**TASK DESCRIPTION**
List the lines of the material below, from the line containing "principle-subtitle: of people" through the line containing "arm-desk-shadow — [120, 648, 550, 674]", as a numbered list. Include both of those lines and leave out any blank lines.

# # # # #

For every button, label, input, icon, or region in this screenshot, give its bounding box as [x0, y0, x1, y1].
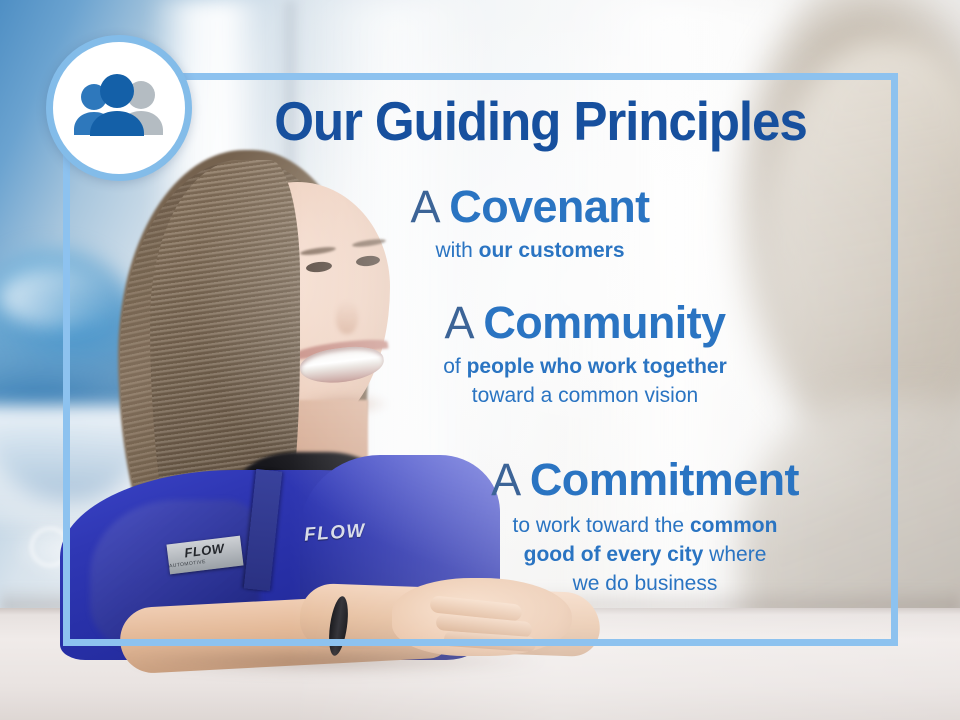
principle-subtitle: of people who work together toward a com… — [370, 352, 800, 410]
subtitle-emphasis: common — [690, 514, 778, 537]
principle-article: A — [491, 454, 530, 505]
subtitle-emphasis: people who work together — [467, 355, 727, 378]
principle-community: A Community of people who work together … — [370, 298, 800, 410]
principle-article: A — [445, 297, 484, 348]
subtitle-prefix: of — [443, 355, 466, 378]
principle-keyword: Commitment — [530, 454, 799, 505]
subtitle-emphasis: our customers — [479, 239, 625, 262]
arm-desk-shadow — [120, 648, 550, 674]
principle-heading: A Covenant — [330, 182, 730, 232]
subtitle-line: of people who work together — [370, 352, 800, 381]
subtitle-line: toward a common vision — [370, 381, 800, 410]
principle-article: A — [410, 181, 449, 232]
principle-subtitle: with our customers — [330, 236, 730, 265]
subtitle-suffix: where — [703, 543, 766, 566]
page-title: Our Guiding Principles — [34, 92, 927, 150]
principle-heading: A Commitment — [420, 455, 870, 505]
principle-keyword: Covenant — [449, 181, 649, 232]
subtitle-line: to work toward the common — [420, 511, 870, 540]
subtitle-emphasis: good of every city — [524, 543, 704, 566]
principle-commitment: A Commitment to work toward the common g… — [420, 455, 870, 598]
subtitle-line: we do business — [420, 569, 870, 598]
subtitle-prefix: to work toward the — [513, 514, 690, 537]
woman-nose — [336, 300, 358, 334]
principle-covenant: A Covenant with our customers — [330, 182, 730, 265]
principle-subtitle: to work toward the common good of every … — [420, 511, 870, 598]
subtitle-line: good of every city where — [420, 540, 870, 569]
guiding-principles-graphic: FLOW FLOW AUTOMOTIVE — [0, 0, 960, 720]
car-highlight — [0, 268, 120, 328]
subtitle-prefix: with — [435, 239, 478, 262]
principle-keyword: Community — [483, 297, 725, 348]
principle-heading: A Community — [370, 298, 800, 348]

# # # # #

**REPLY**
1. principle-subtitle: of people who work together toward a com… — [370, 352, 800, 410]
2. subtitle-emphasis: common — [690, 514, 778, 537]
3. principle-article: A — [491, 454, 530, 505]
4. subtitle-emphasis: people who work together — [467, 355, 727, 378]
5. principle-community: A Community of people who work together … — [370, 298, 800, 410]
6. principle-article: A — [445, 297, 484, 348]
7. subtitle-prefix: of — [443, 355, 466, 378]
8. principle-keyword: Commitment — [530, 454, 799, 505]
9. subtitle-emphasis: our customers — [479, 239, 625, 262]
10. arm-desk-shadow — [120, 648, 550, 674]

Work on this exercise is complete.